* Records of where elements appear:
· · ·

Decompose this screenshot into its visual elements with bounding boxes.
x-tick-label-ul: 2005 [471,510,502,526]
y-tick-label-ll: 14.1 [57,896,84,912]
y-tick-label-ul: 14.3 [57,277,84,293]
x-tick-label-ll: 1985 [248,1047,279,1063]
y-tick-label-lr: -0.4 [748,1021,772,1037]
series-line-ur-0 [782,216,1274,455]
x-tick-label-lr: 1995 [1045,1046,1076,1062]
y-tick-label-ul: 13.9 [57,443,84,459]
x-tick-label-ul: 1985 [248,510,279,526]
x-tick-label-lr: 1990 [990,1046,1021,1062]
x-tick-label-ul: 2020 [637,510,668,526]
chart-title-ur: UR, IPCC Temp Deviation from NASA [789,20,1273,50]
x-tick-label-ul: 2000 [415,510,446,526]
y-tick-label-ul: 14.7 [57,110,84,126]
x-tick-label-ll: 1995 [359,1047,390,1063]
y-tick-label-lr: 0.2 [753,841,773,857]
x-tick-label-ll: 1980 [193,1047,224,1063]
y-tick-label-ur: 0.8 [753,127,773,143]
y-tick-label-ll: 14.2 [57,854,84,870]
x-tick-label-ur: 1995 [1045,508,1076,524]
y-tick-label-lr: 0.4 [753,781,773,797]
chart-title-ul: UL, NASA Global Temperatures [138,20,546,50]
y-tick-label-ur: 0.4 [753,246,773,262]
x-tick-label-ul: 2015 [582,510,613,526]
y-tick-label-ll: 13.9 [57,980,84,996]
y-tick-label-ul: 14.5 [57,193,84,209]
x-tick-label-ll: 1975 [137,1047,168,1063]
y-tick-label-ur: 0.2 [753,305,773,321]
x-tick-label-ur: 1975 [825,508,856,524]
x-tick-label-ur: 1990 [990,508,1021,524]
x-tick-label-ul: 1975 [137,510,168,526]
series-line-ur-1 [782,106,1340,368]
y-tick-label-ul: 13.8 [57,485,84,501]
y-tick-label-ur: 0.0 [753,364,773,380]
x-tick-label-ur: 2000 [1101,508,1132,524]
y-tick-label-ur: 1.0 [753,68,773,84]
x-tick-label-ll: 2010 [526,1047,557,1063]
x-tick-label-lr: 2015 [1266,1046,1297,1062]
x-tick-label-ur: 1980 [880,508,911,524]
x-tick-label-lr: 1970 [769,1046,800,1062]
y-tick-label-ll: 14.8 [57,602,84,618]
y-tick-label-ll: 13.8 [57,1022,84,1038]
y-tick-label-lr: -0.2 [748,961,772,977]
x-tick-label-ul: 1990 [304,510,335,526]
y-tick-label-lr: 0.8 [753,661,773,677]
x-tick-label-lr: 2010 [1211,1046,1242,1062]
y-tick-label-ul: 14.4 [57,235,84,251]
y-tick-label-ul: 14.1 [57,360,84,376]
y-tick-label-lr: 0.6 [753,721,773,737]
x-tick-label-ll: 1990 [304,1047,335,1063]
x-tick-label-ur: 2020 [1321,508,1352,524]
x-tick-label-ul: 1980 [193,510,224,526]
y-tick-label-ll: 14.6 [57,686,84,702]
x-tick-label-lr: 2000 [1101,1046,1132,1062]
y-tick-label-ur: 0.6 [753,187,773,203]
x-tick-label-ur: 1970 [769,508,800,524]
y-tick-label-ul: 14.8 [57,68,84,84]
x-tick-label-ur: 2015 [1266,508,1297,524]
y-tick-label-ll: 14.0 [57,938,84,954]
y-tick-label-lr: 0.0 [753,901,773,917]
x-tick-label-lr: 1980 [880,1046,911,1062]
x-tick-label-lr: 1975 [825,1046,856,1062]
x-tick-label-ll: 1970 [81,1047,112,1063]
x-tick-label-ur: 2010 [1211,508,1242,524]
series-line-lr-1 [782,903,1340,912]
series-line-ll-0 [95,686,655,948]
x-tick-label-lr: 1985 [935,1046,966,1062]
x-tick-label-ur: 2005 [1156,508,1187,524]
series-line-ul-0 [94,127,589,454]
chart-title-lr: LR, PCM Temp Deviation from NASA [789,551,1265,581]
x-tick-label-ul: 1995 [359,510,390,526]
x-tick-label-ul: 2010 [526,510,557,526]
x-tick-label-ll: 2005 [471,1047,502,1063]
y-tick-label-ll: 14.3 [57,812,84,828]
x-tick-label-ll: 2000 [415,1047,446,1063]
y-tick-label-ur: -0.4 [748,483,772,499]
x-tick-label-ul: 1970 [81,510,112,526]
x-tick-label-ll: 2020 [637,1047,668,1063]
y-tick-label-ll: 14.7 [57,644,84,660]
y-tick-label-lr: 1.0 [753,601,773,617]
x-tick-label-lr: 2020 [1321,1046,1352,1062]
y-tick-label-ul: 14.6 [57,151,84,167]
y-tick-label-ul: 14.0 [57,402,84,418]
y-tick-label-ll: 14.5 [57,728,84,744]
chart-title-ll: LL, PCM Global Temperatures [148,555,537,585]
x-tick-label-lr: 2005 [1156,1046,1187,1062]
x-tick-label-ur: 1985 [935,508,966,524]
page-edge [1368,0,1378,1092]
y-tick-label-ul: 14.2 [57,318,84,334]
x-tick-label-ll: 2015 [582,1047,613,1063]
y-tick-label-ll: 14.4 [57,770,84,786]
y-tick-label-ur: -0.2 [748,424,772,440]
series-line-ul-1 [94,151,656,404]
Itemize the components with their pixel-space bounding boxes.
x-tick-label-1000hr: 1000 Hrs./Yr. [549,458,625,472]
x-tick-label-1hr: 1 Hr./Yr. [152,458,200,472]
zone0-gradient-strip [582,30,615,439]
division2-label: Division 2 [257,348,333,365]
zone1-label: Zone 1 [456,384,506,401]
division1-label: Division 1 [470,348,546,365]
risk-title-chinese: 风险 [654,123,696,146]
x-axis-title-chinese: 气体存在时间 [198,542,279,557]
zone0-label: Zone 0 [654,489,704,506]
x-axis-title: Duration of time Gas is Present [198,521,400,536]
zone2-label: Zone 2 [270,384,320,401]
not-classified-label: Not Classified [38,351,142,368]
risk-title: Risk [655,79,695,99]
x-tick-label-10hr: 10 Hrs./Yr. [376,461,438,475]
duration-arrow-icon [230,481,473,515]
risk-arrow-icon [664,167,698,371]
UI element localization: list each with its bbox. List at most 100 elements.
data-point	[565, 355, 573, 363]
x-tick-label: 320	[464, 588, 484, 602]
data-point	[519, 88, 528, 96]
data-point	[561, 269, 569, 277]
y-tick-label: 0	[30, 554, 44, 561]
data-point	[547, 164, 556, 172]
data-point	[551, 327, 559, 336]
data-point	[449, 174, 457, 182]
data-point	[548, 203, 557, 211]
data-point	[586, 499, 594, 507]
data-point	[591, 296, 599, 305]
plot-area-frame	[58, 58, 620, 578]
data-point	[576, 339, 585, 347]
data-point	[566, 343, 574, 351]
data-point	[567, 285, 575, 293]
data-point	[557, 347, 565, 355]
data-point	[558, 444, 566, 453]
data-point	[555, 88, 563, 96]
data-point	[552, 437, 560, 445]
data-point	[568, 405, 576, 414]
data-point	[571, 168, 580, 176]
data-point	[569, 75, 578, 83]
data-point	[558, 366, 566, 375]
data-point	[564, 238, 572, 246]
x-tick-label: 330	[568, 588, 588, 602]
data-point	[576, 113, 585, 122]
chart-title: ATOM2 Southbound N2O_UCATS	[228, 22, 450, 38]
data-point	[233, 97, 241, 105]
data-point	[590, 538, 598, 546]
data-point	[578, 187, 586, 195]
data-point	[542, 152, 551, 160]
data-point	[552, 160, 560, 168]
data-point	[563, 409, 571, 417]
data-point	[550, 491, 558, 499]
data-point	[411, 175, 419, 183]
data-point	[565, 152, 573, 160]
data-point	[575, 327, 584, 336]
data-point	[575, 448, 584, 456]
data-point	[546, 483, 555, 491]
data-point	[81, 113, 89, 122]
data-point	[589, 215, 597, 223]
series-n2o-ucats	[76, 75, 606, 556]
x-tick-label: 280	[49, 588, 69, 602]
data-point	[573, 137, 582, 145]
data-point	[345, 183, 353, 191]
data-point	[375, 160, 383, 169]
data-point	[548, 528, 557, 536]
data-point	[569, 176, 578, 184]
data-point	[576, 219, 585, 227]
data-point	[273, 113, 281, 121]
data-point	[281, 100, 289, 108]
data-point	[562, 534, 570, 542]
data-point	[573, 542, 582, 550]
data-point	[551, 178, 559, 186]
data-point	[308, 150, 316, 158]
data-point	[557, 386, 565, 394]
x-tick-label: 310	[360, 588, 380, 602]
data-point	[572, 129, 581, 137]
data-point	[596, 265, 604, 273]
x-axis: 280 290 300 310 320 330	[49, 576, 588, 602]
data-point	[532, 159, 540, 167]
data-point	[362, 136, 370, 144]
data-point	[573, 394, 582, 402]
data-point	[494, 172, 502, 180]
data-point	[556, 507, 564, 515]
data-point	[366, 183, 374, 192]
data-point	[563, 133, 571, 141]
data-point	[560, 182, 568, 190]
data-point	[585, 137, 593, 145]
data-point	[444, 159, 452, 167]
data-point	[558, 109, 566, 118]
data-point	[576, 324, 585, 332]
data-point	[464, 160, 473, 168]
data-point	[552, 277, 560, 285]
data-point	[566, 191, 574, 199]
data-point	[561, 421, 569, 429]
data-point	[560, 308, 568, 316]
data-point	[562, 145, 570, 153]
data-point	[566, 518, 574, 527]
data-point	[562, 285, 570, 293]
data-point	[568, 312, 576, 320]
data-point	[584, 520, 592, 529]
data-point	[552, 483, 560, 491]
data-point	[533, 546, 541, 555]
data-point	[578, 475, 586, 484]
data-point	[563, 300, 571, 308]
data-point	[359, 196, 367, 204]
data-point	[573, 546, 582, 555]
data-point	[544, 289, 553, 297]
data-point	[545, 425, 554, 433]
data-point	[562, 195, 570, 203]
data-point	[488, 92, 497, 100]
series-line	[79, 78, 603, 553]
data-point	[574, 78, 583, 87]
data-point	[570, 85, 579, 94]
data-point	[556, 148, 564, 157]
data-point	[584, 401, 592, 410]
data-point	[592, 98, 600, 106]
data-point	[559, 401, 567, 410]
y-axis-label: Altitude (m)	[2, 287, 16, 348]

· · ·

* Problem: Can you put the lines from the first one through the line holding "x-tick-label-lr: 1990 [990,1046,1021,1062]", inclusive, into a JSON list of strings, one string per line and with blank lines left out?

* Exercise solution:
[
  "Decompose this screenshot into its visual elements with bounding boxes.",
  "x-tick-label-ul: 2005 [471,510,502,526]",
  "y-tick-label-ll: 14.1 [57,896,84,912]",
  "y-tick-label-ul: 14.3 [57,277,84,293]",
  "x-tick-label-ll: 1985 [248,1047,279,1063]",
  "y-tick-label-lr: -0.4 [748,1021,772,1037]",
  "series-line-ur-0 [782,216,1274,455]",
  "x-tick-label-lr: 1995 [1045,1046,1076,1062]",
  "y-tick-label-ul: 13.9 [57,443,84,459]",
  "x-tick-label-ul: 1985 [248,510,279,526]",
  "x-tick-label-lr: 1990 [990,1046,1021,1062]"
]